--- Start of STORED DATA ---

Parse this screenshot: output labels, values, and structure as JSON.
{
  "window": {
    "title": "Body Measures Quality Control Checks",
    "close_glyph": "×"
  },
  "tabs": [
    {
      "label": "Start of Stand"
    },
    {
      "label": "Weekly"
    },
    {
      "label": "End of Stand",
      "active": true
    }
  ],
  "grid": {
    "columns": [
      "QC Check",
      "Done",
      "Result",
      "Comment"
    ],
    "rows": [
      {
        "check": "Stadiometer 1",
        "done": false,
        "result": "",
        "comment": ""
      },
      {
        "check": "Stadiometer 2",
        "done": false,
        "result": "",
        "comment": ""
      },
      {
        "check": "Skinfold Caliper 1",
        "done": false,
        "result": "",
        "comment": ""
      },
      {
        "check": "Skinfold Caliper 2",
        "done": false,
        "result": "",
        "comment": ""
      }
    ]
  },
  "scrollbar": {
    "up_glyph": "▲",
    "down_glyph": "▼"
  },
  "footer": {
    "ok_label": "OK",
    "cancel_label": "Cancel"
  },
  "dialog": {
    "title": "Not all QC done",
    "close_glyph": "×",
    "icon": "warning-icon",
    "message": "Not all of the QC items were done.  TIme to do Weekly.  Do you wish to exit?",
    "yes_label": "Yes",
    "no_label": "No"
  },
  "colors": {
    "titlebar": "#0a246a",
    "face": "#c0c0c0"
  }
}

--- End of STORED DATA ---

STATED TASK => Extract the full set of entries word for word.

CORRECT RESULT =>
Parse this screenshot: output labels, values, and structure as JSON.
{
  "window": {
    "title": "Body Measures Quality Control Checks",
    "close_glyph": "×"
  },
  "tabs": [
    {
      "label": "Start of Stand"
    },
    {
      "label": "Weekly"
    },
    {
      "label": "End of Stand",
      "active": true
    }
  ],
  "grid": {
    "columns": [
      "QC Check",
      "Done",
      "Result",
      "Comment"
    ],
    "rows": [
      {
        "check": "Stadiometer 1",
        "done": false,
        "result": "",
        "comment": ""
      },
      {
        "check": "Stadiometer 2",
        "done": false,
        "result": "",
        "comment": ""
      },
      {
        "check": "Skinfold Caliper 1",
        "done": false,
        "result": "",
        "comment": ""
      },
      {
        "check": "Skinfold Caliper 2",
        "done": false,
        "result": "",
        "comment": ""
      }
    ]
  },
  "scrollbar": {
    "up_glyph": "▲",
    "down_glyph": "▼"
  },
  "footer": {
    "ok_label": "OK",
    "cancel_label": "Cancel"
  },
  "dialog": {
    "title": "Not all QC done",
    "close_glyph": "×",
    "icon": "warning-icon",
    "message": "Not all of the QC items were done.  TIme to do Weekly.  Do you wish to exit?",
    "yes_label": "Yes",
    "no_label": "No"
  },
  "colors": {
    "titlebar": "#0a246a",
    "face": "#c0c0c0"
  }
}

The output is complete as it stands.